* _SOURCE MATERIAL_
··········

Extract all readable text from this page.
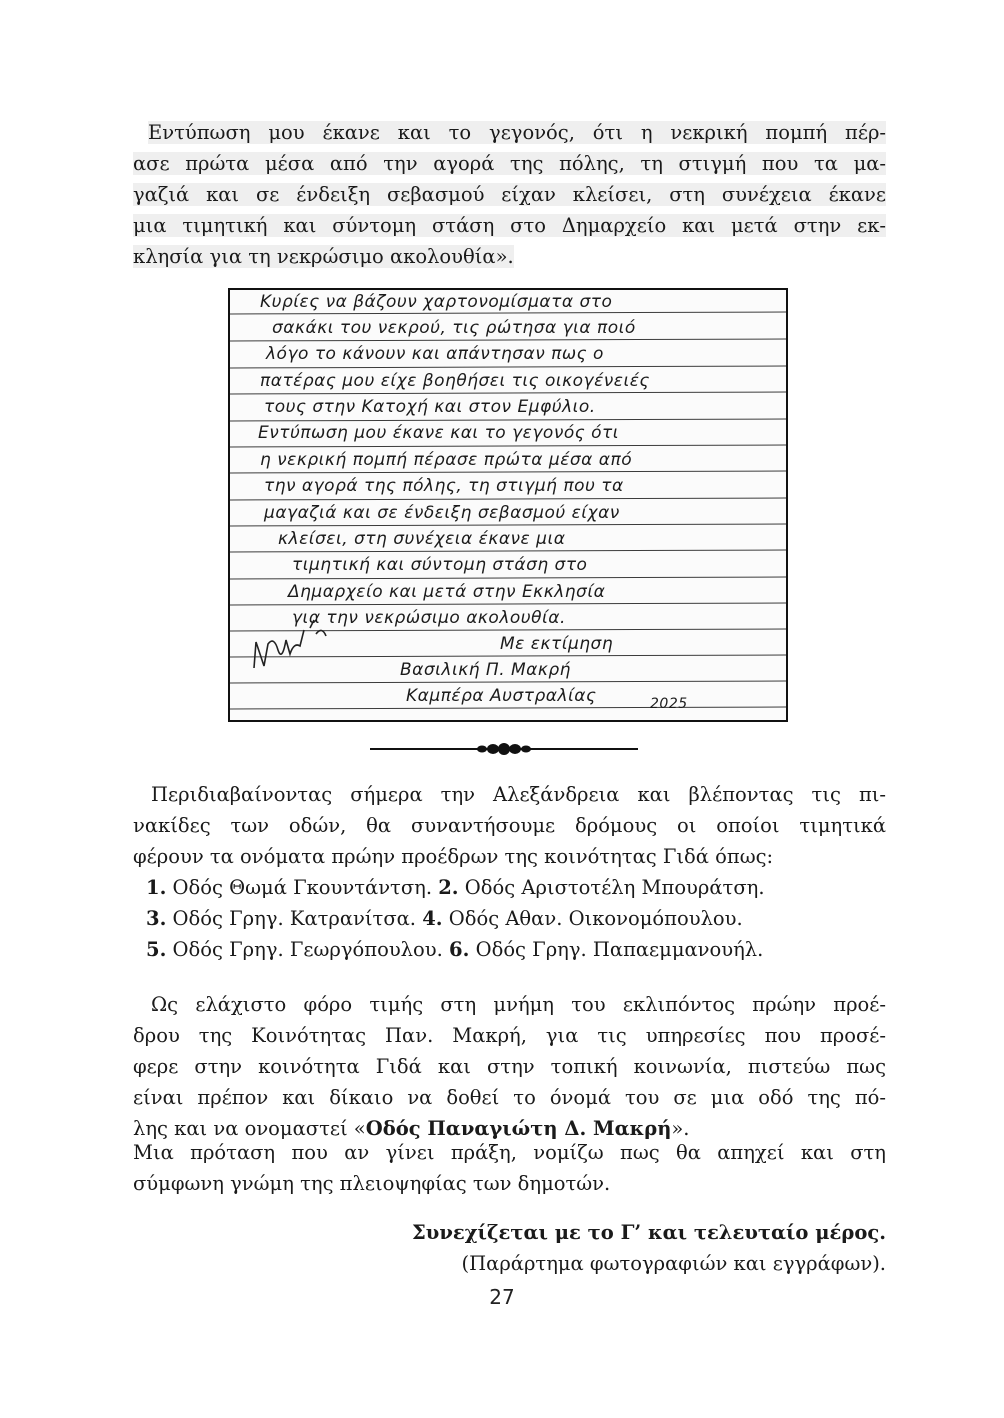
Εντύπωση μου έκανε και το γεγονός, ότι η νεκρική πομπή πέρ-

ασε πρώτα μέσα από την αγορά της πόλης, τη στιγμή που τα μα-

γαζιά και σε ένδειξη σεβασμού είχαν κλείσει, στη συνέχεια έκανε

μια τιμητική και σύντομη στάση στο Δημαρχείο και μετά στην εκ-

κλησία για τη νεκρώσιμο ακολουθία».

Κυρίες να βάζουν χαρτονομίσματα στο

σακάκι του νεκρού, τις ρώτησα για ποιό

λόγο το κάνουν και απάντησαν πως ο

πατέρας μου είχε βοηθήσει τις οικογένειές

τους στην Κατοχή και στον Εμφύλιο.

Εντύπωση μου έκανε και το γεγονός ότι

η νεκρική πομπή πέρασε πρώτα μέσα από

την αγορά της πόλης, τη στιγμή που τα

μαγαζιά και σε ένδειξη σεβασμού είχαν

κλείσει, στη συνέχεια έκανε μια

τιμητική και σύντομη στάση στο

Δημαρχείο και μετά στην Εκκλησία

για την νεκρώσιμο ακολουθία.

Με εκτίμηση

Βασιλική Π. Μακρή

Καμπέρα Αυστραλίας	2025

Περιδιαβαίνοντας σήμερα την Αλεξάνδρεια και βλέποντας τις πι-

νακίδες των οδών, θα συναντήσουμε δρόμους οι οποίοι τιμητικά

φέρουν τα ονόματα πρώην προέδρων της κοινότητας Γιδά όπως:

1. Οδός Θωμά Γκουντάντση. 2. Οδός Αριστοτέλη Μπουράτση.
3. Οδός Γρηγ. Κατρανίτσα. 4. Οδός Αθαν. Οικονομόπουλου.
5. Οδός Γρηγ. Γεωργόπουλου. 6. Οδός Γρηγ. Παπαεμμανουήλ.

Ως ελάχιστο φόρο τιμής στη μνήμη του εκλιπόντος πρώην προέ-

δρου της Κοινότητας Παν. Μακρή, για τις υπηρεσίες που προσέ-

φερε στην κοινότητα Γιδά και στην τοπική κοινωνία, πιστεύω πως

είναι πρέπον και δίκαιο να δοθεί το όνομά του σε μια οδό της πό-

λης και να ονομαστεί «Οδός Παναγιώτη Δ. Μακρή».

Μια πρόταση που αν γίνει πράξη, νομίζω πως θα απηχεί και στη

σύμφωνη γνώμη της πλειοψηφίας των δημοτών.

Συνεχίζεται με το Γ’ και τελευταίο μέρος.
(Παράρτημα φωτογραφιών και εγγράφων).
27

··········

* _INSTRUCTION_
Set down all the data again exactly as above, pictures excluded.

* _SOLUTION TO THE PROBLEM_
Extract all readable text from this page.
Εντύπωση μου έκανε και το γεγονός, ότι η νεκρική πομπή πέρ-

ασε πρώτα μέσα από την αγορά της πόλης, τη στιγμή που τα μα-

γαζιά και σε ένδειξη σεβασμού είχαν κλείσει, στη συνέχεια έκανε

μια τιμητική και σύντομη στάση στο Δημαρχείο και μετά στην εκ-

κλησία για τη νεκρώσιμο ακολουθία».

Κυρίες να βάζουν χαρτονομίσματα στο

σακάκι του νεκρού, τις ρώτησα για ποιό

λόγο το κάνουν και απάντησαν πως ο

πατέρας μου είχε βοηθήσει τις οικογένειές

τους στην Κατοχή και στον Εμφύλιο.

Εντύπωση μου έκανε και το γεγονός ότι

η νεκρική πομπή πέρασε πρώτα μέσα από

την αγορά της πόλης, τη στιγμή που τα

μαγαζιά και σε ένδειξη σεβασμού είχαν

κλείσει, στη συνέχεια έκανε μια

τιμητική και σύντομη στάση στο

Δημαρχείο και μετά στην Εκκλησία

για την νεκρώσιμο ακολουθία.

Με εκτίμηση

Βασιλική Π. Μακρή

Καμπέρα Αυστραλίας	2025

Περιδιαβαίνοντας σήμερα την Αλεξάνδρεια και βλέποντας τις πι-

νακίδες των οδών, θα συναντήσουμε δρόμους οι οποίοι τιμητικά

φέρουν τα ονόματα πρώην προέδρων της κοινότητας Γιδά όπως:

1. Οδός Θωμά Γκουντάντση. 2. Οδός Αριστοτέλη Μπουράτση.
3. Οδός Γρηγ. Κατρανίτσα. 4. Οδός Αθαν. Οικονομόπουλου.
5. Οδός Γρηγ. Γεωργόπουλου. 6. Οδός Γρηγ. Παπαεμμανουήλ.

Ως ελάχιστο φόρο τιμής στη μνήμη του εκλιπόντος πρώην προέ-

δρου της Κοινότητας Παν. Μακρή, για τις υπηρεσίες που προσέ-

φερε στην κοινότητα Γιδά και στην τοπική κοινωνία, πιστεύω πως

είναι πρέπον και δίκαιο να δοθεί το όνομά του σε μια οδό της πό-

λης και να ονομαστεί «Οδός Παναγιώτη Δ. Μακρή».

Μια πρόταση που αν γίνει πράξη, νομίζω πως θα απηχεί και στη

σύμφωνη γνώμη της πλειοψηφίας των δημοτών.

Συνεχίζεται με το Γ’ και τελευταίο μέρος.
(Παράρτημα φωτογραφιών και εγγράφων).
27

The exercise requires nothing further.